(Stored entries)

>>>>

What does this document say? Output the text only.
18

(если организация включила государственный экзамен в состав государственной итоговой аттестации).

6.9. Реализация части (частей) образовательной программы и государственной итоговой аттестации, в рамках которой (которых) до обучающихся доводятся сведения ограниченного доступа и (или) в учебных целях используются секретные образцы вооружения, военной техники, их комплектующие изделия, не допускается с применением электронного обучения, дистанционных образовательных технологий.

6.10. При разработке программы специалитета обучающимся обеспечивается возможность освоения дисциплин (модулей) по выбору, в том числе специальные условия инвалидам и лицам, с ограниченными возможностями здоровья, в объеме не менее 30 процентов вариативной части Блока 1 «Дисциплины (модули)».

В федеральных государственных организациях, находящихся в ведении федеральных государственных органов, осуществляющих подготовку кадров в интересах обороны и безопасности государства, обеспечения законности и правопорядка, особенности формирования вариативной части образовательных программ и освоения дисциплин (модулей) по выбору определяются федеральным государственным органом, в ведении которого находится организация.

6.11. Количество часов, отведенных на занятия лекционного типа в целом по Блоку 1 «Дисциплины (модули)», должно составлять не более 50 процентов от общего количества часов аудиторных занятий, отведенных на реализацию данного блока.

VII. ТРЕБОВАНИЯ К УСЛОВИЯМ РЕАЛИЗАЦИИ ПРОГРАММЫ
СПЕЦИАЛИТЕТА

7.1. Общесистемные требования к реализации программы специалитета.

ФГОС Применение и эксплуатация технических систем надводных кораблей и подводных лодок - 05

<<<<

[WRITTEN PROBLEM]
Return the full listing, character for character.

[COMPLETED EXERCISE]
What does this document say? Output the text only.
18

(если организация включила государственный экзамен в состав государственной итоговой аттестации).

6.9. Реализация части (частей) образовательной программы и государственной итоговой аттестации, в рамках которой (которых) до обучающихся доводятся сведения ограниченного доступа и (или) в учебных целях используются секретные образцы вооружения, военной техники, их комплектующие изделия, не допускается с применением электронного обучения, дистанционных образовательных технологий.

6.10. При разработке программы специалитета обучающимся обеспечивается возможность освоения дисциплин (модулей) по выбору, в том числе специальные условия инвалидам и лицам, с ограниченными возможностями здоровья, в объеме не менее 30 процентов вариативной части Блока 1 «Дисциплины (модули)».

В федеральных государственных организациях, находящихся в ведении федеральных государственных органов, осуществляющих подготовку кадров в интересах обороны и безопасности государства, обеспечения законности и правопорядка, особенности формирования вариативной части образовательных программ и освоения дисциплин (модулей) по выбору определяются федеральным государственным органом, в ведении которого находится организация.

6.11. Количество часов, отведенных на занятия лекционного типа в целом по Блоку 1 «Дисциплины (модули)», должно составлять не более 50 процентов от общего количества часов аудиторных занятий, отведенных на реализацию данного блока.

VII. ТРЕБОВАНИЯ К УСЛОВИЯМ РЕАЛИЗАЦИИ ПРОГРАММЫ
СПЕЦИАЛИТЕТА

7.1. Общесистемные требования к реализации программы специалитета.

ФГОС Применение и эксплуатация технических систем надводных кораблей и подводных лодок - 05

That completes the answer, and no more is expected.